DOCUMENT PASSAGE =
# Pine sap on metal roof.



## Jmayspaint (Mar 26, 2013)

Any ideas on removing pine sap from a metal roof? Steam/ hot water wash is the only thing iI can think of that might work, but I kinda doubt it.
Anyone tried this?


----------



## Lazerline (Mar 26, 2012)

I would recommend Using a heat gun, when it gets liquidy wipe it up. then use turpentine for the remaining residue:thumbsup:


----------



## RH (Sep 7, 2010)

I use just plain rubbing alcohol to get it off my hands (our place is surrounded by fir trees). Should work pretty well for this too.


----------



## Lazerline (Mar 26, 2012)

RH said:


> I use just plain rubbing alcohol to get it off my hands (our place is surrounded by fir trees). Should work pretty well for this too.


The only catch to that is with a big glop of sap you would be wiping for days. the heat gun melts most of it down. I've always used turpentine but your right I think alcohol would get the residue pretty good too.


----------



## Tonyg (Dec 9, 2007)

I've used Naptha


----------



## Ace Painting (Jan 11, 2011)

I have cleaned it off aluminum siding with hot water before.


----------



## dan-o (Sep 28, 2008)

Simple Green


----------



## Stonehampaintdept (Jan 10, 2013)

joshmays1976 said:


> Any ideas on removing pine sap from a metal roof? Steam/ hot water wash is the only thing iI can think of that might work, but I kinda doubt it.
> Anyone tried this?


Having lived under pine trees for 30 years. Getting it all over cars I can say its a herculean effort cleaning it. But I was careful not to use harsh chemicals. Those bug & sap removers don't work. The saps outer layer dries over and is waterproof pretty much overnight. On metal roof or siding you can probably go at it with MEK, lacquer thinner, toluene, naphtha and have an easier time. A lot of these evaporate fast so use a soaked rag and a putty knife.


----------



## ligboozer (Oct 13, 2009)

Back in the day, after a long day of wood cutting, we'd get it off our hands with a small amount of Crisco. 

Although walking up to the customers house with a jug of Crisco under your arm might raise some eyebrows.


----------



## Paradigmzz (May 5, 2010)

joshmays1976 said:


> Any ideas on removing pine sap from a metal roof? Steam/ hot water wash is the only thing iI can think of that might work, but I kinda doubt it.
> Anyone tried this?


Hotsy.


----------



## Joeb3rg (Feb 13, 2013)

Goo gone! Or Turtle wax bug & tar remover works well.


----------



## Jmayspaint (Mar 26, 2013)

Paradigmzz said:


> Hotsy.


I was wondering if that might work, think I will try it


----------



## gabe (Apr 20, 2012)

http://www.tognar.com/ski-base-cleaner-citric-only-or-naptha-blend-must-ship-fedex-ground/

This might work, pine tar has been used as a kick wax for wood skis, so the remover should also remove it from the roof.


----------

MATERIAL SUPPLIED =

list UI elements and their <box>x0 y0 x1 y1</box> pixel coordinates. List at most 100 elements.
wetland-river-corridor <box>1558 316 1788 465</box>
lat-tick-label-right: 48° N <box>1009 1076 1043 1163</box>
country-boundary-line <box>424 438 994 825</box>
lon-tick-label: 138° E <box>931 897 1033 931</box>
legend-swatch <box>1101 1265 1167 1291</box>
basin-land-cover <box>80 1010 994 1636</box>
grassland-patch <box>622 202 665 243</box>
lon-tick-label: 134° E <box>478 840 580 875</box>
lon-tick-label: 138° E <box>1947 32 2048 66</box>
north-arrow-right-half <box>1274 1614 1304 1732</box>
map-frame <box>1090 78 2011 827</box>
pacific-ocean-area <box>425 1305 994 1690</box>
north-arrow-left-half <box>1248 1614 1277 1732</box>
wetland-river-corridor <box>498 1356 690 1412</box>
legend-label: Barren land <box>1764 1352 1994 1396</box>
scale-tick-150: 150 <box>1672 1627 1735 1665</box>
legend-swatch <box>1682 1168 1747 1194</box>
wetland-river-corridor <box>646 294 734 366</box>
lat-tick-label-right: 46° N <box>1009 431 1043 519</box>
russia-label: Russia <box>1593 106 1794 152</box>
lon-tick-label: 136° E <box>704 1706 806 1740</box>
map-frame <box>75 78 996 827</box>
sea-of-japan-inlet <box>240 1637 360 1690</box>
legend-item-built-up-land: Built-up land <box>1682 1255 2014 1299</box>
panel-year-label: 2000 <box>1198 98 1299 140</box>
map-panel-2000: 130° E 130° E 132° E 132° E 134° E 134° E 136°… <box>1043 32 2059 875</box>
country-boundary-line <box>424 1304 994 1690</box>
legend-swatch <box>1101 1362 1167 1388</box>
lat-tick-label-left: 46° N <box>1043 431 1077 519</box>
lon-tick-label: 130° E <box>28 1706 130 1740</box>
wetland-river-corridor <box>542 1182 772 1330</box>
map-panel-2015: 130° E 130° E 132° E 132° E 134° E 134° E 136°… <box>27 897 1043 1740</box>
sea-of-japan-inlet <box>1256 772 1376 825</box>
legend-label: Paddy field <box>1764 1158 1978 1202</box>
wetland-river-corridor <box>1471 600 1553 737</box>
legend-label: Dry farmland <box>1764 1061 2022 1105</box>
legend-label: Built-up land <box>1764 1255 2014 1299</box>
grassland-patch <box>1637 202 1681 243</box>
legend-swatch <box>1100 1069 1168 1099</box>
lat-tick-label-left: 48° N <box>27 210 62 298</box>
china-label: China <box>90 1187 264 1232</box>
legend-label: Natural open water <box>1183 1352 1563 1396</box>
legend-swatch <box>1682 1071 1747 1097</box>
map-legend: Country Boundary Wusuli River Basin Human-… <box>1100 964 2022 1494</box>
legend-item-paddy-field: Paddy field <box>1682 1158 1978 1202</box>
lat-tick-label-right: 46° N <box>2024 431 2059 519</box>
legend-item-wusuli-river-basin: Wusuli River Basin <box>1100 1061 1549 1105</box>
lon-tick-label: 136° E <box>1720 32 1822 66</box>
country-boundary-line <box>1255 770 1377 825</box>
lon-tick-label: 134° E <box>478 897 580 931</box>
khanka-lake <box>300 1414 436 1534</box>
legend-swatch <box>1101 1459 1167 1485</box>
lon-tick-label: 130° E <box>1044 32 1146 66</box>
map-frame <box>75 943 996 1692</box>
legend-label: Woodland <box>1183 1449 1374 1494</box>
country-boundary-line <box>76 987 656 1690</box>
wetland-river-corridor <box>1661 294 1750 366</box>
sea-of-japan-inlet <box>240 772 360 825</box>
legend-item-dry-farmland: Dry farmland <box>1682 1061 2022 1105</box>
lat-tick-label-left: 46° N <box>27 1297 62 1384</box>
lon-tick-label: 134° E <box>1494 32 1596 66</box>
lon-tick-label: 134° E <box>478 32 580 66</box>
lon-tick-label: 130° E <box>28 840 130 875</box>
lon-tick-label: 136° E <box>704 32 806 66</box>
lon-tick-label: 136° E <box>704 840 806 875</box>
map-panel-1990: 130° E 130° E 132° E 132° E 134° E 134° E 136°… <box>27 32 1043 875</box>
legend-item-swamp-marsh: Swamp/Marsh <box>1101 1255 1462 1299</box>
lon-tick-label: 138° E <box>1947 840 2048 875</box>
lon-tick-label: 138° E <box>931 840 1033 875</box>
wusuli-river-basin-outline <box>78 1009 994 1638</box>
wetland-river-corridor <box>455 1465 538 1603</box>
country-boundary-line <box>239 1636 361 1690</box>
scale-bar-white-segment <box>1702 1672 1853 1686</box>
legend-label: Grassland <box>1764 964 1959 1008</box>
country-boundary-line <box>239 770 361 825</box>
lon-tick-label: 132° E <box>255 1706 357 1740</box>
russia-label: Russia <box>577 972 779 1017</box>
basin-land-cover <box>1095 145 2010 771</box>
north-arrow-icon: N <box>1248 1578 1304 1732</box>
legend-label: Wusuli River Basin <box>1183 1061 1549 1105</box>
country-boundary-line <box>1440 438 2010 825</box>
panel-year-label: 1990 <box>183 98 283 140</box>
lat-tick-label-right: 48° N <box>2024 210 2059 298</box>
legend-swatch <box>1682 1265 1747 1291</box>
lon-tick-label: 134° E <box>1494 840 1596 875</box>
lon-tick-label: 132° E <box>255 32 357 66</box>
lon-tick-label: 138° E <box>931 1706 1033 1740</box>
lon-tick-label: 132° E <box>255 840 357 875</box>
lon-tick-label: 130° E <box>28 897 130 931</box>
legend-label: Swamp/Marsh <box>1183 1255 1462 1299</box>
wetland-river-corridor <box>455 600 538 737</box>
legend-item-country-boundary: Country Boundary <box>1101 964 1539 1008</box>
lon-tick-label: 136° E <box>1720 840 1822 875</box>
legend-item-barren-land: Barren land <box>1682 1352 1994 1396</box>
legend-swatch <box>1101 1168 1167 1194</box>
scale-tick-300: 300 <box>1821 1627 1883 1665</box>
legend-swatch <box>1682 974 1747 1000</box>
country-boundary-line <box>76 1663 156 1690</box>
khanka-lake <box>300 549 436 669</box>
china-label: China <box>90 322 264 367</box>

EXERCISE REQUIREMENTS =
In the pine sap thread, what did ligboozer use to get sap off their hands after a long day of wood cutting?

FINAL RESULT =
A small amount of Crisco.